-- Start --

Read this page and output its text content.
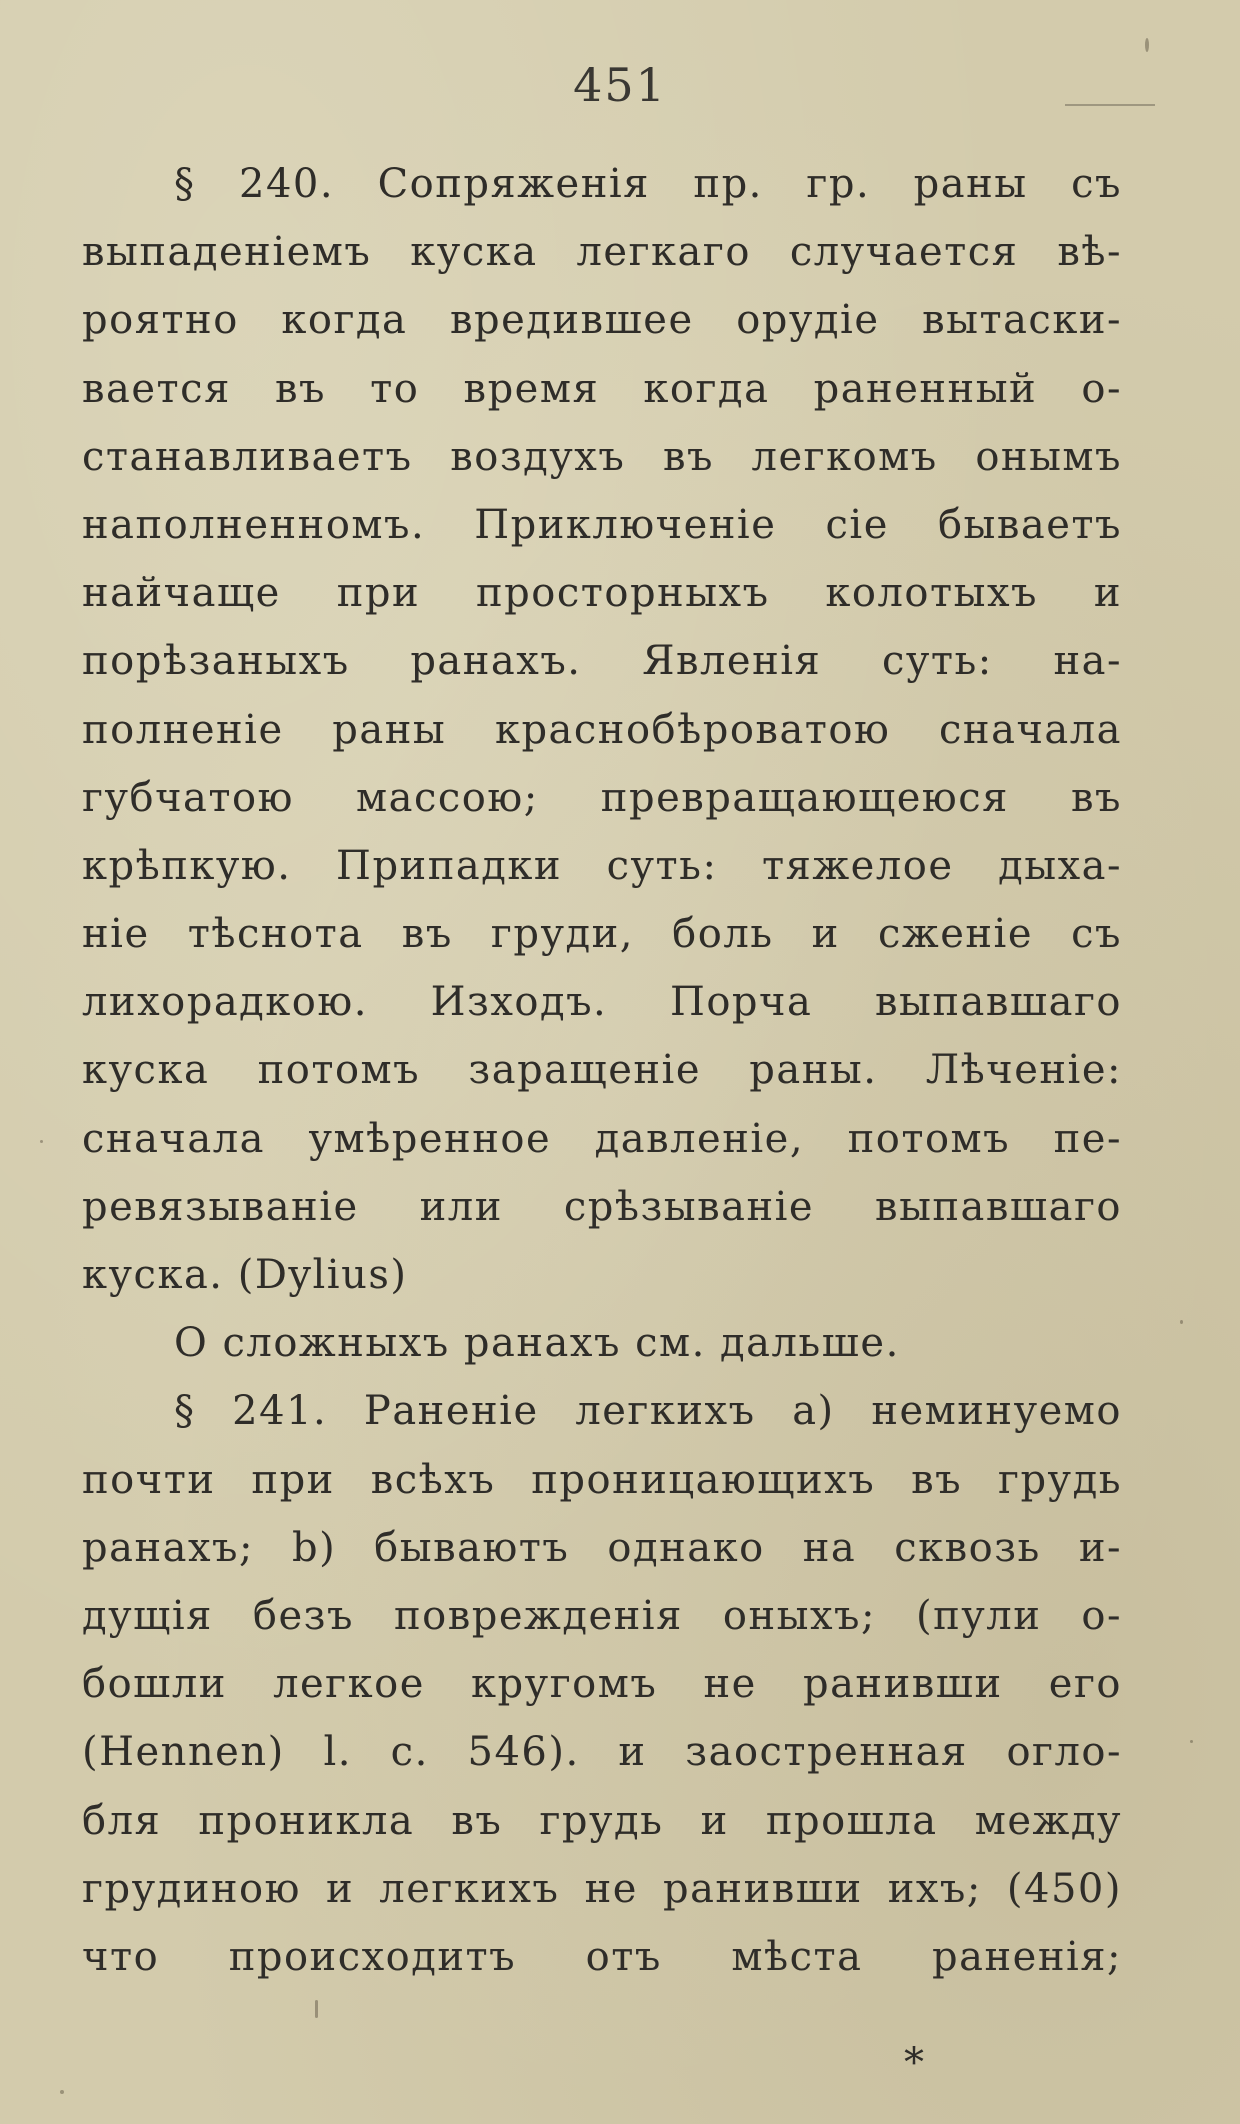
451
§ 240. Сопряженія пр. гр. раны съ
выпаденіемъ куска легкаго случается вѣ-
роятно когда вредившее орудіе вытаски-
вается въ то время когда раненный о-
станавливаетъ воздухъ въ легкомъ онымъ
наполненномъ. Приключеніе сіе бываетъ
найчаще при просторныхъ колотыхъ и
порѣзаныхъ ранахъ. Явленія суть: на-
полненіе раны краснобѣроватою сначала
губчатою массою; превращающеюся въ
крѣпкую. Припадки суть: тяжелое дыха-
ніе тѣснота въ груди, боль и сженіе съ
лихорадкою. Изходъ. Порча выпавшаго
куска потомъ заращеніе раны. Лѣченіе:
сначала умѣренное давленіе, потомъ пе-
ревязываніе или срѣзываніе выпавшаго
куска. (Dylius)
О сложныхъ ранахъ см. дальше.
§ 241. Раненіе легкихъ а) неминуемо
почти при всѣхъ проницающихъ въ грудь
ранахъ; b) бываютъ однако на сквозь и-
дущія безъ поврежденія оныхъ; (пули о-
бошли легкое кругомъ не ранивши его
(Hennen) l. c. 546). и заостренная огло-
бля проникла въ грудь и прошла между
грудиною и легкихъ не ранивши ихъ; (450)
что происходитъ отъ мѣста раненія;
*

-- End --

● **Problem requirements**: Can you repeat every record above exactly, apart from the pictures?

● **Output below**:
Read this page and output its text content.
451
§ 240. Сопряженія пр. гр. раны съ
выпаденіемъ куска легкаго случается вѣ-
роятно когда вредившее орудіе вытаски-
вается въ то время когда раненный о-
станавливаетъ воздухъ въ легкомъ онымъ
наполненномъ. Приключеніе сіе бываетъ
найчаще при просторныхъ колотыхъ и
порѣзаныхъ ранахъ. Явленія суть: на-
полненіе раны краснобѣроватою сначала
губчатою массою; превращающеюся въ
крѣпкую. Припадки суть: тяжелое дыха-
ніе тѣснота въ груди, боль и сженіе съ
лихорадкою. Изходъ. Порча выпавшаго
куска потомъ заращеніе раны. Лѣченіе:
сначала умѣренное давленіе, потомъ пе-
ревязываніе или срѣзываніе выпавшаго
куска. (Dylius)
О сложныхъ ранахъ см. дальше.
§ 241. Раненіе легкихъ а) неминуемо
почти при всѣхъ проницающихъ въ грудь
ранахъ; b) бываютъ однако на сквозь и-
дущія безъ поврежденія оныхъ; (пули о-
бошли легкое кругомъ не ранивши его
(Hennen) l. c. 546). и заостренная огло-
бля проникла въ грудь и прошла между
грудиною и легкихъ не ранивши ихъ; (450)
что происходитъ отъ мѣста раненія;
*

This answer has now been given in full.